_What you have to do_
From the records, pick out and copy each line containing "sidaas".

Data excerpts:
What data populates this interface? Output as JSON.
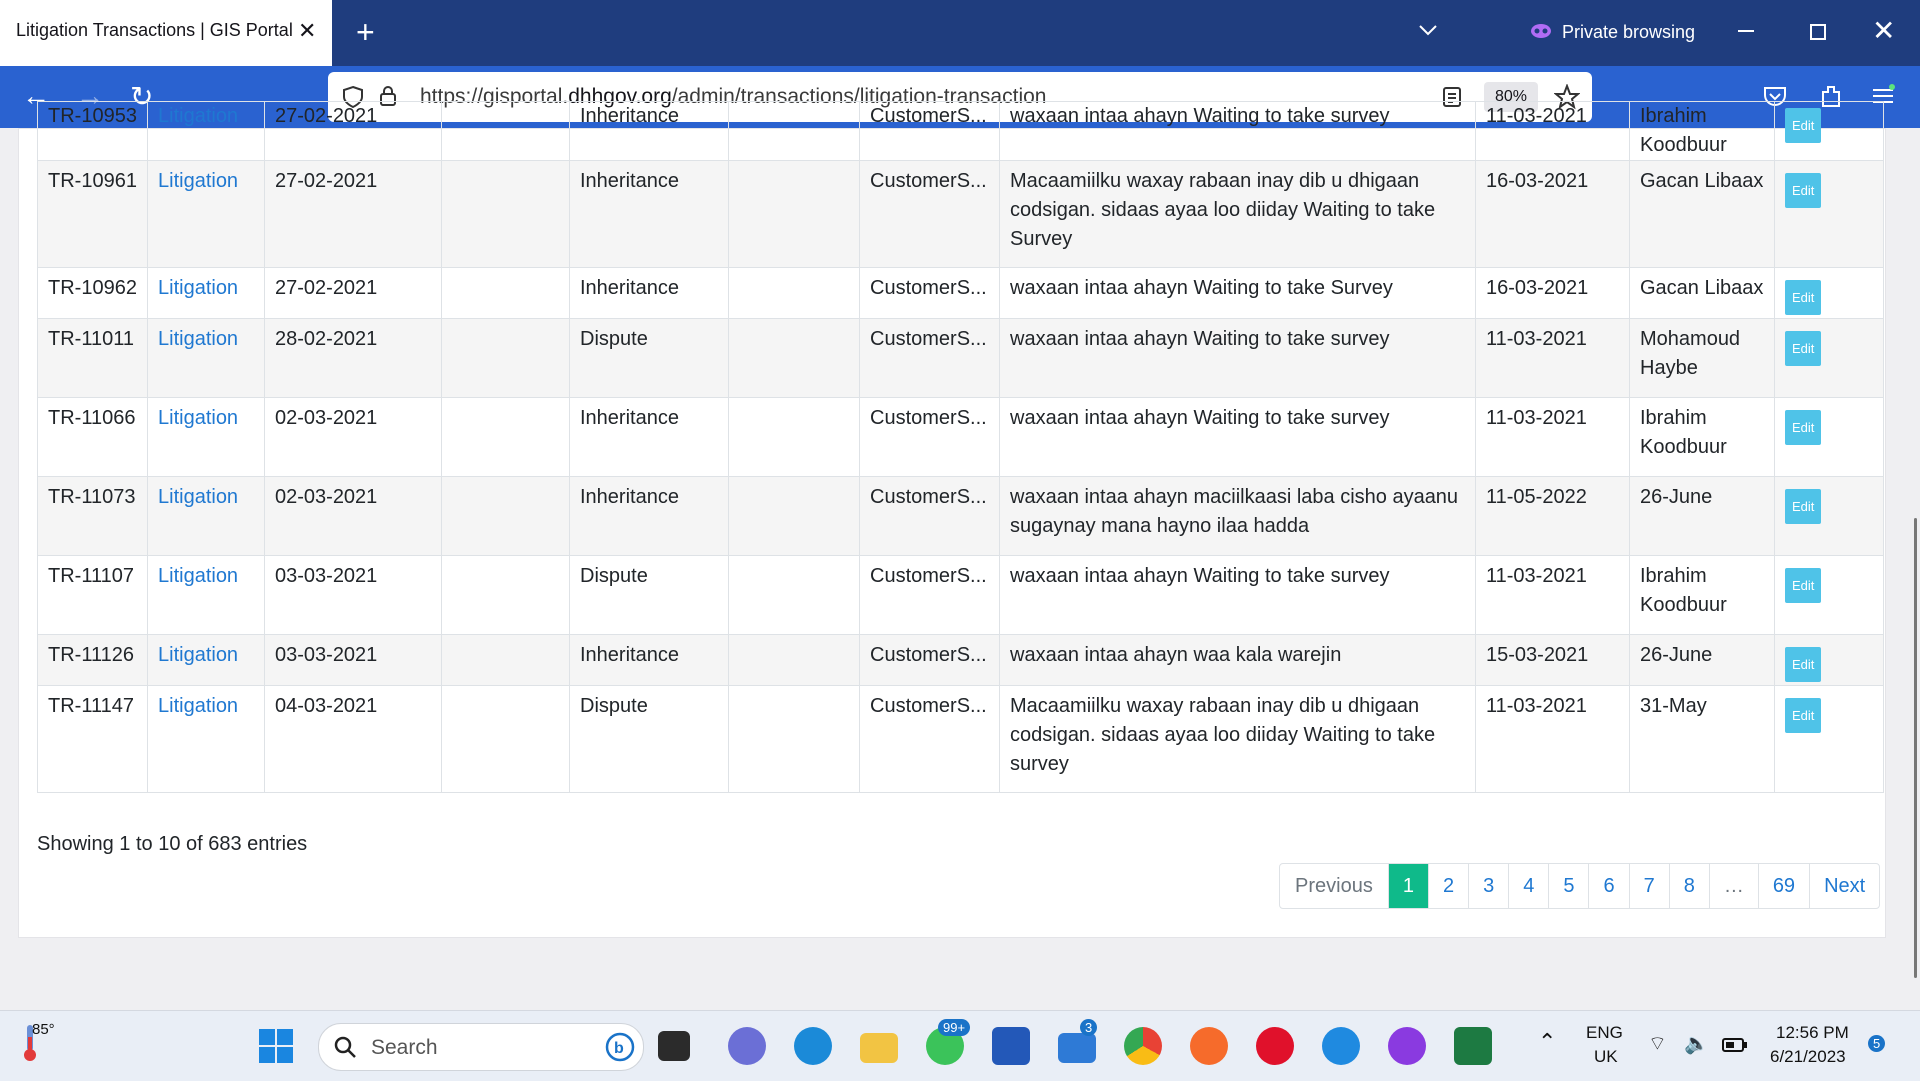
{
  "browser": {
    "tab_title": "Litigation Transactions | GIS Portal",
    "private_label": "Private browsing",
    "url_prefix": "https://gisportal.",
    "url_domain": "dhhgov.org",
    "url_path": "/admin/transactions/litigation-transaction",
    "zoom": "80%"
  },
  "table": {
    "rows": [
      {
        "id": "TR-10953",
        "type": "Litigation",
        "date": "27-02-2021",
        "c4": "",
        "category": "Inheritance",
        "c6": "",
        "customer": "CustomerS...",
        "notes": "waxaan intaa ahayn Waiting to take survey",
        "date2": "11-03-2021",
        "officer": "Ibrahim Koodbuur",
        "edit": "Edit"
      },
      {
        "id": "TR-10961",
        "type": "Litigation",
        "date": "27-02-2021",
        "c4": "",
        "category": "Inheritance",
        "c6": "",
        "customer": "CustomerS...",
        "notes": "Macaamiilku waxay rabaan inay dib u dhigaan codsigan. sidaas ayaa loo diiday Waiting to take Survey",
        "date2": "16-03-2021",
        "officer": "Gacan Libaax",
        "edit": "Edit"
      },
      {
        "id": "TR-10962",
        "type": "Litigation",
        "date": "27-02-2021",
        "c4": "",
        "category": "Inheritance",
        "c6": "",
        "customer": "CustomerS...",
        "notes": "waxaan intaa ahayn Waiting to take Survey",
        "date2": "16-03-2021",
        "officer": "Gacan Libaax",
        "edit": "Edit"
      },
      {
        "id": "TR-11011",
        "type": "Litigation",
        "date": "28-02-2021",
        "c4": "",
        "category": "Dispute",
        "c6": "",
        "customer": "CustomerS...",
        "notes": "waxaan intaa ahayn Waiting to take survey",
        "date2": "11-03-2021",
        "officer": "Mohamoud Haybe",
        "edit": "Edit"
      },
      {
        "id": "TR-11066",
        "type": "Litigation",
        "date": "02-03-2021",
        "c4": "",
        "category": "Inheritance",
        "c6": "",
        "customer": "CustomerS...",
        "notes": "waxaan intaa ahayn Waiting to take survey",
        "date2": "11-03-2021",
        "officer": "Ibrahim Koodbuur",
        "edit": "Edit"
      },
      {
        "id": "TR-11073",
        "type": "Litigation",
        "date": "02-03-2021",
        "c4": "",
        "category": "Inheritance",
        "c6": "",
        "customer": "CustomerS...",
        "notes": "waxaan intaa ahayn maciilkaasi laba cisho ayaanu sugaynay mana hayno ilaa hadda",
        "date2": "11-05-2022",
        "officer": "26-June",
        "edit": "Edit"
      },
      {
        "id": "TR-11107",
        "type": "Litigation",
        "date": "03-03-2021",
        "c4": "",
        "category": "Dispute",
        "c6": "",
        "customer": "CustomerS...",
        "notes": "waxaan intaa ahayn Waiting to take survey",
        "date2": "11-03-2021",
        "officer": "Ibrahim Koodbuur",
        "edit": "Edit"
      },
      {
        "id": "TR-11126",
        "type": "Litigation",
        "date": "03-03-2021",
        "c4": "",
        "category": "Inheritance",
        "c6": "",
        "customer": "CustomerS...",
        "notes": "waxaan intaa ahayn waa kala warejin",
        "date2": "15-03-2021",
        "officer": "26-June",
        "edit": "Edit"
      },
      {
        "id": "TR-11147",
        "type": "Litigation",
        "date": "04-03-2021",
        "c4": "",
        "category": "Dispute",
        "c6": "",
        "customer": "CustomerS...",
        "notes": "Macaamiilku waxay rabaan inay dib u dhigaan codsigan. sidaas ayaa loo diiday Waiting to take survey",
        "date2": "11-03-2021",
        "officer": "31-May",
        "edit": "Edit"
      }
    ]
  },
  "footer": {
    "info": "Showing 1 to 10 of 683 entries",
    "pages": [
      "Previous",
      "1",
      "2",
      "3",
      "4",
      "5",
      "6",
      "7",
      "8",
      "…",
      "69",
      "Next"
    ],
    "active_page": "1"
  },
  "taskbar": {
    "weather": "85°",
    "search_placeholder": "Search",
    "whatsapp_badge": "99+",
    "mail_badge": "3",
    "lang1": "ENG",
    "lang2": "UK",
    "time": "12:56 PM",
    "date": "6/21/2023",
    "notif_count": "5"
  },
  "colors": {
    "accent_green": "#0fba8a",
    "link": "#1f78d1",
    "tab_bg": "#1f3d7e",
    "nav_bg": "#2a62d0"
  }
}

_Result_
        "notes": "Macaamiilku waxay rabaan inay dib u dhigaan codsigan. sidaas ayaa loo diiday Waiting to take Survey",
        "notes": "Macaamiilku waxay rabaan inay dib u dhigaan codsigan. sidaas ayaa loo diiday Waiting to take survey",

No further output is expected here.